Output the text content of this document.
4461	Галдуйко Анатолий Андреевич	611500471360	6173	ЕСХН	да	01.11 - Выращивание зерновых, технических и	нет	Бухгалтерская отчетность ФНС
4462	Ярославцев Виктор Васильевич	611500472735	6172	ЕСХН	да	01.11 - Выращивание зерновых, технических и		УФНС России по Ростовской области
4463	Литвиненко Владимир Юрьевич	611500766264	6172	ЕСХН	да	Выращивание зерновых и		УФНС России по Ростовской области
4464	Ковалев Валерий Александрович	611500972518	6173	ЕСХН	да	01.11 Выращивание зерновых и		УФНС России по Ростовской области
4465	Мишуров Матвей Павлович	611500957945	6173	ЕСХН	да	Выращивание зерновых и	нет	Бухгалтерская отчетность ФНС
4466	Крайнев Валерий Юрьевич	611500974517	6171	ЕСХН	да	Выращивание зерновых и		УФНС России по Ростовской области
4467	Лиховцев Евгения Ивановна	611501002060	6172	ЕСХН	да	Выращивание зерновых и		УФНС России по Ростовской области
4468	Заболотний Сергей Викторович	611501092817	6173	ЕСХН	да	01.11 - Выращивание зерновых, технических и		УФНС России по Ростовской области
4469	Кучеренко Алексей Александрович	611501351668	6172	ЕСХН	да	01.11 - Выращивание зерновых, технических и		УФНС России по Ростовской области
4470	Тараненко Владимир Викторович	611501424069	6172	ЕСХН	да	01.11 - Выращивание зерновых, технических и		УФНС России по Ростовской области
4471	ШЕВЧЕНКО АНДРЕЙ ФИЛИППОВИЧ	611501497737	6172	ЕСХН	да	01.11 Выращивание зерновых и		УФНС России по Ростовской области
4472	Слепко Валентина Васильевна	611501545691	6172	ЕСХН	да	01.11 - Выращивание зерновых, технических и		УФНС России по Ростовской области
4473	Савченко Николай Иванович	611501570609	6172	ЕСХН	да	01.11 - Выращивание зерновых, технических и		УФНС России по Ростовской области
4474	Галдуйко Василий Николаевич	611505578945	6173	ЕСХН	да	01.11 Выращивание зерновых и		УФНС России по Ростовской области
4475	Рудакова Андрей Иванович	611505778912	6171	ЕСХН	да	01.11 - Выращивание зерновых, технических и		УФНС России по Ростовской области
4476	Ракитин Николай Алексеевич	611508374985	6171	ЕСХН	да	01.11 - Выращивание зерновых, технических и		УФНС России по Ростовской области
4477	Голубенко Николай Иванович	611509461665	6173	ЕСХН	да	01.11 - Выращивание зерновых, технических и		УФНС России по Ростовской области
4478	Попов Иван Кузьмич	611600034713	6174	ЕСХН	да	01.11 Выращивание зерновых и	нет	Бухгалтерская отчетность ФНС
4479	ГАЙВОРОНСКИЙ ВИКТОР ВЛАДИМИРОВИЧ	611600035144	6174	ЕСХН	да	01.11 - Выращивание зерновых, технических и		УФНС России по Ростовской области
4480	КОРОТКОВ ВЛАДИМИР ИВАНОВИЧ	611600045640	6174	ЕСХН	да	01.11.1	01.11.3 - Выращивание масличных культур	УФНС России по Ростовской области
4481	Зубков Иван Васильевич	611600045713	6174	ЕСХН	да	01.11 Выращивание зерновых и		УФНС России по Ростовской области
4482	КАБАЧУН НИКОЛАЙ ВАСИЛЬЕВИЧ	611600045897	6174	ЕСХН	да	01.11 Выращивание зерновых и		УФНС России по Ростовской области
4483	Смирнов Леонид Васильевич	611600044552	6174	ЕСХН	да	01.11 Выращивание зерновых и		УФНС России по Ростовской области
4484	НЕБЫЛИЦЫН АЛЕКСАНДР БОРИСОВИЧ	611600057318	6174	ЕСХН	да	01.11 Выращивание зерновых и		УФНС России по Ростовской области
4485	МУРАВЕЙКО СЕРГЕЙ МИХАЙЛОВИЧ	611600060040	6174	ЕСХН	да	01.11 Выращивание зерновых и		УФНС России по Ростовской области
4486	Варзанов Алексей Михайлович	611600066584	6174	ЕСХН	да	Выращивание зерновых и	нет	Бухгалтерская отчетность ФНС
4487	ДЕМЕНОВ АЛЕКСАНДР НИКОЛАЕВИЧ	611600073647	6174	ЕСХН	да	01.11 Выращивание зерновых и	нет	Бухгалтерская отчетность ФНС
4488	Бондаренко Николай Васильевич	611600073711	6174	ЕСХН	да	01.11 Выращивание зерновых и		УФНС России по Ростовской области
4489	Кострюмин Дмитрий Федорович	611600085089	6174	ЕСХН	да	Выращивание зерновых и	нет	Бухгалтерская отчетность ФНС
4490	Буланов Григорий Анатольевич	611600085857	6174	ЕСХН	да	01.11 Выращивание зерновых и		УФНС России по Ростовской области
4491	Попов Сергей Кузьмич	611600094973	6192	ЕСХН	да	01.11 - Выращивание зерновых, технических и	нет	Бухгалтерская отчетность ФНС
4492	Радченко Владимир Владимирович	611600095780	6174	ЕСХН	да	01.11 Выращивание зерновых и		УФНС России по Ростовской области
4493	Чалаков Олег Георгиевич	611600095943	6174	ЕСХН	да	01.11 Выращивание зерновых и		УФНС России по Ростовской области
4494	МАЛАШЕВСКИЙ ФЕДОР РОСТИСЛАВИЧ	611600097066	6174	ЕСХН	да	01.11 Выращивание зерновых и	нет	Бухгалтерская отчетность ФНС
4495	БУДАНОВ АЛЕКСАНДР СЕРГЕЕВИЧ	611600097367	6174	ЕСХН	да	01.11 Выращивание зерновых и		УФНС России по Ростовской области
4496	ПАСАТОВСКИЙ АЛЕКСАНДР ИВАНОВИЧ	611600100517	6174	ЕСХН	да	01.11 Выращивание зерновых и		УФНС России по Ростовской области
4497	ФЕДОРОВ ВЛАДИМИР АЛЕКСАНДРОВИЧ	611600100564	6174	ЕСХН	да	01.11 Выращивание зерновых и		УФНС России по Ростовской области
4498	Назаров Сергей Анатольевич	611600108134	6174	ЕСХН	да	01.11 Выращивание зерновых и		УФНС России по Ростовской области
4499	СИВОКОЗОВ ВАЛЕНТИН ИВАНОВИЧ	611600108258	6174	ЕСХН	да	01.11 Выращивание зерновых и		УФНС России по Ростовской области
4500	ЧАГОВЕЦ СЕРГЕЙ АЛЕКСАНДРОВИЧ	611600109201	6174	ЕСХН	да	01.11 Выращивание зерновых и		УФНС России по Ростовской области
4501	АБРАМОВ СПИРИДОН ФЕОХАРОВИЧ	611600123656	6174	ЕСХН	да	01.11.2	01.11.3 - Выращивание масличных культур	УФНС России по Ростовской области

PROBLEM REQUIREMENTS: Using the exact wording, write out all of the records.

REPLY TO THE EXERCISE:
Output the text content of this document.
4461	Галдуйко Анатолий Андреевич	611500471360	6173	ЕСХН	да	01.11 - Выращивание зерновых, технических и	нет	Бухгалтерская отчетность ФНС
4462	Ярославцев Виктор Васильевич	611500472735	6172	ЕСХН	да	01.11 - Выращивание зерновых, технических и		УФНС России по Ростовской области
4463	Литвиненко Владимир Юрьевич	611500766264	6172	ЕСХН	да	Выращивание зерновых и		УФНС России по Ростовской области
4464	Ковалев Валерий Александрович	611500972518	6173	ЕСХН	да	01.11 Выращивание зерновых и		УФНС России по Ростовской области
4465	Мишуров Матвей Павлович	611500957945	6173	ЕСХН	да	Выращивание зерновых и	нет	Бухгалтерская отчетность ФНС
4466	Крайнев Валерий Юрьевич	611500974517	6171	ЕСХН	да	Выращивание зерновых и		УФНС России по Ростовской области
4467	Лиховцев Евгения Ивановна	611501002060	6172	ЕСХН	да	Выращивание зерновых и		УФНС России по Ростовской области
4468	Заболотний Сергей Викторович	611501092817	6173	ЕСХН	да	01.11 - Выращивание зерновых, технических и		УФНС России по Ростовской области
4469	Кучеренко Алексей Александрович	611501351668	6172	ЕСХН	да	01.11 - Выращивание зерновых, технических и		УФНС России по Ростовской области
4470	Тараненко Владимир Викторович	611501424069	6172	ЕСХН	да	01.11 - Выращивание зерновых, технических и		УФНС России по Ростовской области
4471	ШЕВЧЕНКО АНДРЕЙ ФИЛИППОВИЧ	611501497737	6172	ЕСХН	да	01.11 Выращивание зерновых и		УФНС России по Ростовской области
4472	Слепко Валентина Васильевна	611501545691	6172	ЕСХН	да	01.11 - Выращивание зерновых, технических и		УФНС России по Ростовской области
4473	Савченко Николай Иванович	611501570609	6172	ЕСХН	да	01.11 - Выращивание зерновых, технических и		УФНС России по Ростовской области
4474	Галдуйко Василий Николаевич	611505578945	6173	ЕСХН	да	01.11 Выращивание зерновых и		УФНС России по Ростовской области
4475	Рудакова Андрей Иванович	611505778912	6171	ЕСХН	да	01.11 - Выращивание зерновых, технических и		УФНС России по Ростовской области
4476	Ракитин Николай Алексеевич	611508374985	6171	ЕСХН	да	01.11 - Выращивание зерновых, технических и		УФНС России по Ростовской области
4477	Голубенко Николай Иванович	611509461665	6173	ЕСХН	да	01.11 - Выращивание зерновых, технических и		УФНС России по Ростовской области
4478	Попов Иван Кузьмич	611600034713	6174	ЕСХН	да	01.11 Выращивание зерновых и	нет	Бухгалтерская отчетность ФНС
4479	ГАЙВОРОНСКИЙ ВИКТОР ВЛАДИМИРОВИЧ	611600035144	6174	ЕСХН	да	01.11 - Выращивание зерновых, технических и		УФНС России по Ростовской области
4480	КОРОТКОВ ВЛАДИМИР ИВАНОВИЧ	611600045640	6174	ЕСХН	да	01.11.1	01.11.3 - Выращивание масличных культур	УФНС России по Ростовской области
4481	Зубков Иван Васильевич	611600045713	6174	ЕСХН	да	01.11 Выращивание зерновых и		УФНС России по Ростовской области
4482	КАБАЧУН НИКОЛАЙ ВАСИЛЬЕВИЧ	611600045897	6174	ЕСХН	да	01.11 Выращивание зерновых и		УФНС России по Ростовской области
4483	Смирнов Леонид Васильевич	611600044552	6174	ЕСХН	да	01.11 Выращивание зерновых и		УФНС России по Ростовской области
4484	НЕБЫЛИЦЫН АЛЕКСАНДР БОРИСОВИЧ	611600057318	6174	ЕСХН	да	01.11 Выращивание зерновых и		УФНС России по Ростовской области
4485	МУРАВЕЙКО СЕРГЕЙ МИХАЙЛОВИЧ	611600060040	6174	ЕСХН	да	01.11 Выращивание зерновых и		УФНС России по Ростовской области
4486	Варзанов Алексей Михайлович	611600066584	6174	ЕСХН	да	Выращивание зерновых и	нет	Бухгалтерская отчетность ФНС
4487	ДЕМЕНОВ АЛЕКСАНДР НИКОЛАЕВИЧ	611600073647	6174	ЕСХН	да	01.11 Выращивание зерновых и	нет	Бухгалтерская отчетность ФНС
4488	Бондаренко Николай Васильевич	611600073711	6174	ЕСХН	да	01.11 Выращивание зерновых и		УФНС России по Ростовской области
4489	Кострюмин Дмитрий Федорович	611600085089	6174	ЕСХН	да	Выращивание зерновых и	нет	Бухгалтерская отчетность ФНС
4490	Буланов Григорий Анатольевич	611600085857	6174	ЕСХН	да	01.11 Выращивание зерновых и		УФНС России по Ростовской области
4491	Попов Сергей Кузьмич	611600094973	6192	ЕСХН	да	01.11 - Выращивание зерновых, технических и	нет	Бухгалтерская отчетность ФНС
4492	Радченко Владимир Владимирович	611600095780	6174	ЕСХН	да	01.11 Выращивание зерновых и		УФНС России по Ростовской области
4493	Чалаков Олег Георгиевич	611600095943	6174	ЕСХН	да	01.11 Выращивание зерновых и		УФНС России по Ростовской области
4494	МАЛАШЕВСКИЙ ФЕДОР РОСТИСЛАВИЧ	611600097066	6174	ЕСХН	да	01.11 Выращивание зерновых и	нет	Бухгалтерская отчетность ФНС
4495	БУДАНОВ АЛЕКСАНДР СЕРГЕЕВИЧ	611600097367	6174	ЕСХН	да	01.11 Выращивание зерновых и		УФНС России по Ростовской области
4496	ПАСАТОВСКИЙ АЛЕКСАНДР ИВАНОВИЧ	611600100517	6174	ЕСХН	да	01.11 Выращивание зерновых и		УФНС России по Ростовской области
4497	ФЕДОРОВ ВЛАДИМИР АЛЕКСАНДРОВИЧ	611600100564	6174	ЕСХН	да	01.11 Выращивание зерновых и		УФНС России по Ростовской области
4498	Назаров Сергей Анатольевич	611600108134	6174	ЕСХН	да	01.11 Выращивание зерновых и		УФНС России по Ростовской области
4499	СИВОКОЗОВ ВАЛЕНТИН ИВАНОВИЧ	611600108258	6174	ЕСХН	да	01.11 Выращивание зерновых и		УФНС России по Ростовской области
4500	ЧАГОВЕЦ СЕРГЕЙ АЛЕКСАНДРОВИЧ	611600109201	6174	ЕСХН	да	01.11 Выращивание зерновых и		УФНС России по Ростовской области
4501	АБРАМОВ СПИРИДОН ФЕОХАРОВИЧ	611600123656	6174	ЕСХН	да	01.11.2	01.11.3 - Выращивание масличных культур	УФНС России по Ростовской области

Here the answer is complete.